• **Written request**: Below is a listing. Gather each line of it that contains "Maxila".
──────── Record excerpts
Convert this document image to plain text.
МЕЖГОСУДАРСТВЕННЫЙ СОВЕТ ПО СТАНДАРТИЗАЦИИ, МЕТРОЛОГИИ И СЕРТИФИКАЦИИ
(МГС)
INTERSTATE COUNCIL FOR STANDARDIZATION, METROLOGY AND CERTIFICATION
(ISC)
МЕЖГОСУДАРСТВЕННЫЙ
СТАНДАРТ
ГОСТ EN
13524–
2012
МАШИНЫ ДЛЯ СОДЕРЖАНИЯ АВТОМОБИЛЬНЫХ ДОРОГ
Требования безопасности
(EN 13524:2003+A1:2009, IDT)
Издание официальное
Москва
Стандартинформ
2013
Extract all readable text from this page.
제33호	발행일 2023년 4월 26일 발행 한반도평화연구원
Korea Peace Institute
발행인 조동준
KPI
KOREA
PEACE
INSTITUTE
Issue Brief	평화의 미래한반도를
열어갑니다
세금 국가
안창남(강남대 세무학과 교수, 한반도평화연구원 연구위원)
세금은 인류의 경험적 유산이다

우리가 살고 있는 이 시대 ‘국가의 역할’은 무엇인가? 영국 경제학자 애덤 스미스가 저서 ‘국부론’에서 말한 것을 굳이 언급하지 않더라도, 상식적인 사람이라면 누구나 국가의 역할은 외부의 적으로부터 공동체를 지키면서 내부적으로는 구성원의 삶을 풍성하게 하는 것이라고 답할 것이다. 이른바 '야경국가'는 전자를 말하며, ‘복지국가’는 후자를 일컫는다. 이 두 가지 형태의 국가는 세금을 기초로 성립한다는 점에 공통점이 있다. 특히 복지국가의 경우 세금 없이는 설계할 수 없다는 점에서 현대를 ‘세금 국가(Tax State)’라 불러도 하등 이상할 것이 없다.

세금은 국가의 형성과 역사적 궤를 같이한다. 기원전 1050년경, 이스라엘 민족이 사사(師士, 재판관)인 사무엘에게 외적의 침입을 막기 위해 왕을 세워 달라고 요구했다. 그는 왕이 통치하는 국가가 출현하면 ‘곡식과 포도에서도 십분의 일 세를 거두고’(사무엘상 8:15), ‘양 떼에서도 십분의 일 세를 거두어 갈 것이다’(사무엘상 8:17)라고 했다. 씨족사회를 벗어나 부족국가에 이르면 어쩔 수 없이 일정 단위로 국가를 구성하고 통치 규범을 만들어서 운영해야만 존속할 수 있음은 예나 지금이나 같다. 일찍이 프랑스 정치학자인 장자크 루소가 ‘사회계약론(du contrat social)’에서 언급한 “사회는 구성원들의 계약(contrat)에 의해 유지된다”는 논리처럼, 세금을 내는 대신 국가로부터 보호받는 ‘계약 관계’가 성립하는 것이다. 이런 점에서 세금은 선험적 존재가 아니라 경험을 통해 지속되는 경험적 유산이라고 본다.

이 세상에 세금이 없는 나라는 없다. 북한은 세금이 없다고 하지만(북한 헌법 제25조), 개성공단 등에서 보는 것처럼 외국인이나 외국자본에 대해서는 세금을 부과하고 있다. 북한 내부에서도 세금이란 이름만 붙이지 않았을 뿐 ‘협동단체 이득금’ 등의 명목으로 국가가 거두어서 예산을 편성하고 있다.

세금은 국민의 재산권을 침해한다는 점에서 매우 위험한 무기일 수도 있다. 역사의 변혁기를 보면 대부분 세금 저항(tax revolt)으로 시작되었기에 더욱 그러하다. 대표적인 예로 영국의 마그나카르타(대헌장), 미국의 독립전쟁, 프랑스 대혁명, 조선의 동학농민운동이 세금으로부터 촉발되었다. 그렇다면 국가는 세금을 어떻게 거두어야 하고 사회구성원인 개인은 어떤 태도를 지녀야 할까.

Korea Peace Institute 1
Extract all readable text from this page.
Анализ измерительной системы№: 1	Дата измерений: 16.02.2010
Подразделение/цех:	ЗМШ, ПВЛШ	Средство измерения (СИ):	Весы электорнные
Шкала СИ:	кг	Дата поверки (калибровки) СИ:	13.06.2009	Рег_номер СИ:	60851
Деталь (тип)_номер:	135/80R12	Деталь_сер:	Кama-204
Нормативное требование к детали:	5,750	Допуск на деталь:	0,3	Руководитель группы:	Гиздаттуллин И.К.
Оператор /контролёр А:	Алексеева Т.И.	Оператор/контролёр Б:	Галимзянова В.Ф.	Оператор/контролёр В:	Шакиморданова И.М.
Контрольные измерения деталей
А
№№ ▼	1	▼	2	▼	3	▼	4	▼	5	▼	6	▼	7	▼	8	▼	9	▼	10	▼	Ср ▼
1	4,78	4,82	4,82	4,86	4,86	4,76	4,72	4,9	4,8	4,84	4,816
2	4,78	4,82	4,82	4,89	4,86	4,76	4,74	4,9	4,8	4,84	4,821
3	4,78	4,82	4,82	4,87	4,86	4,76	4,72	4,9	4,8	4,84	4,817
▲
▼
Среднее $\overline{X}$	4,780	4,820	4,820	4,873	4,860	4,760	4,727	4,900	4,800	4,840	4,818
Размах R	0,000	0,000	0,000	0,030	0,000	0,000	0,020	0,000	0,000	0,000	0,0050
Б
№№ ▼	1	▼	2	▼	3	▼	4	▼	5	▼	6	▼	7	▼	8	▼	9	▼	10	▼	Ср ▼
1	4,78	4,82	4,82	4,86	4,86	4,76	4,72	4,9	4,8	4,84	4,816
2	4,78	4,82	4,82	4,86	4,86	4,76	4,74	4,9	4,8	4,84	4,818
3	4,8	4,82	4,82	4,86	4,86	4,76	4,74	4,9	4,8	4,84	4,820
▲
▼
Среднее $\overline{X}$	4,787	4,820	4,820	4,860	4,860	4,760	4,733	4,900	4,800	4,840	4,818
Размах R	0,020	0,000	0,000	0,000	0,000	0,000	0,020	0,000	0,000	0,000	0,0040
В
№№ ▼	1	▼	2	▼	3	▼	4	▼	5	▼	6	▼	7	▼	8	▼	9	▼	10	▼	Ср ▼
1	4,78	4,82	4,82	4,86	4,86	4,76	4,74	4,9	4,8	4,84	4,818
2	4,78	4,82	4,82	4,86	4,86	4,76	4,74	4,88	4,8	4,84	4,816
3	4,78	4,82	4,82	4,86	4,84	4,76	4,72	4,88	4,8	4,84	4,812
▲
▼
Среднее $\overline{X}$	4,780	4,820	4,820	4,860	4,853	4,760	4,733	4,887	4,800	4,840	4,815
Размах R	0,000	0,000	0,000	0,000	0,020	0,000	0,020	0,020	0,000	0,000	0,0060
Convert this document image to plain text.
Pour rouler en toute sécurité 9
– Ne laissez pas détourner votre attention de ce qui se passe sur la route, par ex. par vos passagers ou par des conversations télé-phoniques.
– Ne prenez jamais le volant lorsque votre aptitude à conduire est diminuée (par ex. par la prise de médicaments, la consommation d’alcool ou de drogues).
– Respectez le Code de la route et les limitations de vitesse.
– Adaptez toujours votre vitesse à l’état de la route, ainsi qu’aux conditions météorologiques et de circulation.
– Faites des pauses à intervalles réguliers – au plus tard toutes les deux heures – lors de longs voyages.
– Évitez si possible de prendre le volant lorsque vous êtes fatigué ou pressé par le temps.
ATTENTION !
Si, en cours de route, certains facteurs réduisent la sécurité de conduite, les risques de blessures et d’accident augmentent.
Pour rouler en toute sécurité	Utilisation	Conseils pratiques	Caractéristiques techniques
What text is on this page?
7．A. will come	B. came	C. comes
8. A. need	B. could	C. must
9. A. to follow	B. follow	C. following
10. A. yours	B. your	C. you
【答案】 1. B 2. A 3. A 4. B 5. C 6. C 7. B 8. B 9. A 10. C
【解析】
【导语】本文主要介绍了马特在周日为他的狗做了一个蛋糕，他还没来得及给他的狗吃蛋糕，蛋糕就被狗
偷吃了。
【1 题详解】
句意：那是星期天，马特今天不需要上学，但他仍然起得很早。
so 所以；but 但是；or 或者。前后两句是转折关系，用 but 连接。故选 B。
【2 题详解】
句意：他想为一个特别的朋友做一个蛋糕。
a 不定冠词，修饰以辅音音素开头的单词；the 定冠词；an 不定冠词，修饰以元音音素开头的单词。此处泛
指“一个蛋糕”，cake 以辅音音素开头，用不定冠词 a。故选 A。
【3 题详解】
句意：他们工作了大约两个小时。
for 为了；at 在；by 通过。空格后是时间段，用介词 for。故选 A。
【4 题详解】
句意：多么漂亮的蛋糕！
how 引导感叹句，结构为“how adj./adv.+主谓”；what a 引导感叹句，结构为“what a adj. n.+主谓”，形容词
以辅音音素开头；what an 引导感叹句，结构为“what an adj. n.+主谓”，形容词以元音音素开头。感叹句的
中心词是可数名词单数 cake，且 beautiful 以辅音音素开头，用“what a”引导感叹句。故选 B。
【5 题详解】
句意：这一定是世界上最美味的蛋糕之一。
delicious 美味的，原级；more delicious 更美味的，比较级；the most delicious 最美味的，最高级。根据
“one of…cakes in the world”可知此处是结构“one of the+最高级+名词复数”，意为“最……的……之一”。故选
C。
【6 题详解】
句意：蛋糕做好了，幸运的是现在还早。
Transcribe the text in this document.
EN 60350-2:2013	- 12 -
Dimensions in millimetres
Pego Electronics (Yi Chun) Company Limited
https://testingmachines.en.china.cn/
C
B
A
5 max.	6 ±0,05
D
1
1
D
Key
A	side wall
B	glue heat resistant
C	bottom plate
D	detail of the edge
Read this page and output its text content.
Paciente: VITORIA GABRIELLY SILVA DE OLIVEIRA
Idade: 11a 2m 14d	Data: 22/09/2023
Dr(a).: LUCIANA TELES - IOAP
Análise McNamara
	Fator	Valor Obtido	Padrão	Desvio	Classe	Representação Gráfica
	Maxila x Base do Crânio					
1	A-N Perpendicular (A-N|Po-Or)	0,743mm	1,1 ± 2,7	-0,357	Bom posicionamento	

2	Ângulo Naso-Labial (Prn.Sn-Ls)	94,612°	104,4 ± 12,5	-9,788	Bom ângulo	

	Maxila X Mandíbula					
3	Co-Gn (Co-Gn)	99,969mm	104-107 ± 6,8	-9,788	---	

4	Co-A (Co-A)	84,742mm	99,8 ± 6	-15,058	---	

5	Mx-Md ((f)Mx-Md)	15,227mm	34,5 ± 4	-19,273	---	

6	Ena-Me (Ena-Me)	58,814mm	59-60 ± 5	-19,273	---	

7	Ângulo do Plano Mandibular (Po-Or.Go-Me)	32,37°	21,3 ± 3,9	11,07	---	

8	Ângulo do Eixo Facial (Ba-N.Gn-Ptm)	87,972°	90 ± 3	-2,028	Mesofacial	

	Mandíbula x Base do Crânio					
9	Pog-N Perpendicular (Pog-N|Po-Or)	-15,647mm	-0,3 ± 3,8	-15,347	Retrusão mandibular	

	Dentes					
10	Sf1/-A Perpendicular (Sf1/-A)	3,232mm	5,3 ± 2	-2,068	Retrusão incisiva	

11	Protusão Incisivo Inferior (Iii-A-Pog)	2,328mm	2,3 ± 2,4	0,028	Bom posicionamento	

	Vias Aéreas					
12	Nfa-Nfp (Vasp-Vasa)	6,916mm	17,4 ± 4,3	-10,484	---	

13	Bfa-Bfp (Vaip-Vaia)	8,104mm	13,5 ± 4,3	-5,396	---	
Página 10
────────────────
• **Solution for this task**:
	Maxila x Base do Crânio					
	Maxila X Mandíbula					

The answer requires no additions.